* _STATED PROBLEM_:
Count the lines of the data that contain the word "paragraph" and give only that number.

===== ENTRIES SUPPLIED

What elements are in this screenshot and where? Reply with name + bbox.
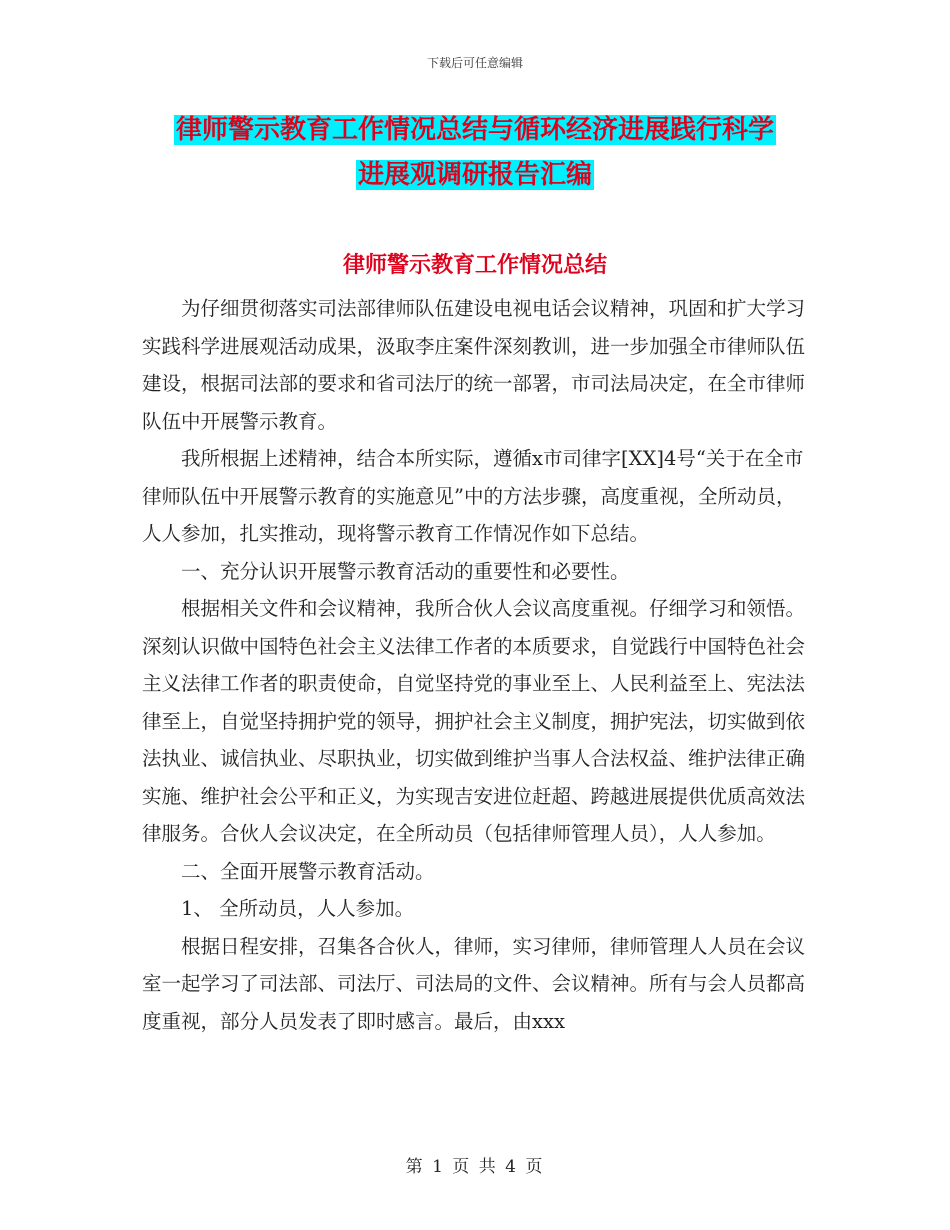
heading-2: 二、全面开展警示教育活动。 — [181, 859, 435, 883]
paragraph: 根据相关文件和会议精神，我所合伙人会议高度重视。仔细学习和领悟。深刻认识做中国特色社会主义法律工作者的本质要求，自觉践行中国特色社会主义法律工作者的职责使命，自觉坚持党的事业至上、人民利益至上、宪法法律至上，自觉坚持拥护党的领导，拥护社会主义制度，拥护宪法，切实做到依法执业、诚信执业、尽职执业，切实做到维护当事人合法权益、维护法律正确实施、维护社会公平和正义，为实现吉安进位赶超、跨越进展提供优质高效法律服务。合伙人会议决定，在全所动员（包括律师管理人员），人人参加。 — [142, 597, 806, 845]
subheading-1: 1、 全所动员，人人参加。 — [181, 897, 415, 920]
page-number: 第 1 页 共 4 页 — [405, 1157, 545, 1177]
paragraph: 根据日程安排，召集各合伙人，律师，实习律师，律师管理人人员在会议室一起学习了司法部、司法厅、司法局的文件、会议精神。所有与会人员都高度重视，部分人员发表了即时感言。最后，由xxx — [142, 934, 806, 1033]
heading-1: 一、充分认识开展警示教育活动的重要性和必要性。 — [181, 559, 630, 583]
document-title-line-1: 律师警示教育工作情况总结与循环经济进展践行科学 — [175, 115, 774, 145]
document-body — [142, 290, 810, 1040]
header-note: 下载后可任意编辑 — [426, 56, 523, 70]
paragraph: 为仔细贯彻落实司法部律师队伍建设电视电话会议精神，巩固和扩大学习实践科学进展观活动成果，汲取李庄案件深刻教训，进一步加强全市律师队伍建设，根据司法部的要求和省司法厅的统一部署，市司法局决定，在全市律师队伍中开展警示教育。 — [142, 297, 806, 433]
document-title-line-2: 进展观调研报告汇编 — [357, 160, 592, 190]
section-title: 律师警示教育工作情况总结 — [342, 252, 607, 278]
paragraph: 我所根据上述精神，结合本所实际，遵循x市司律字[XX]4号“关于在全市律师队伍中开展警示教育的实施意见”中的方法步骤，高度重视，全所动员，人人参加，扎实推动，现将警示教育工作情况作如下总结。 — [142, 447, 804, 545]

==========

* _SOLUTION FOR THIS TASK_:
4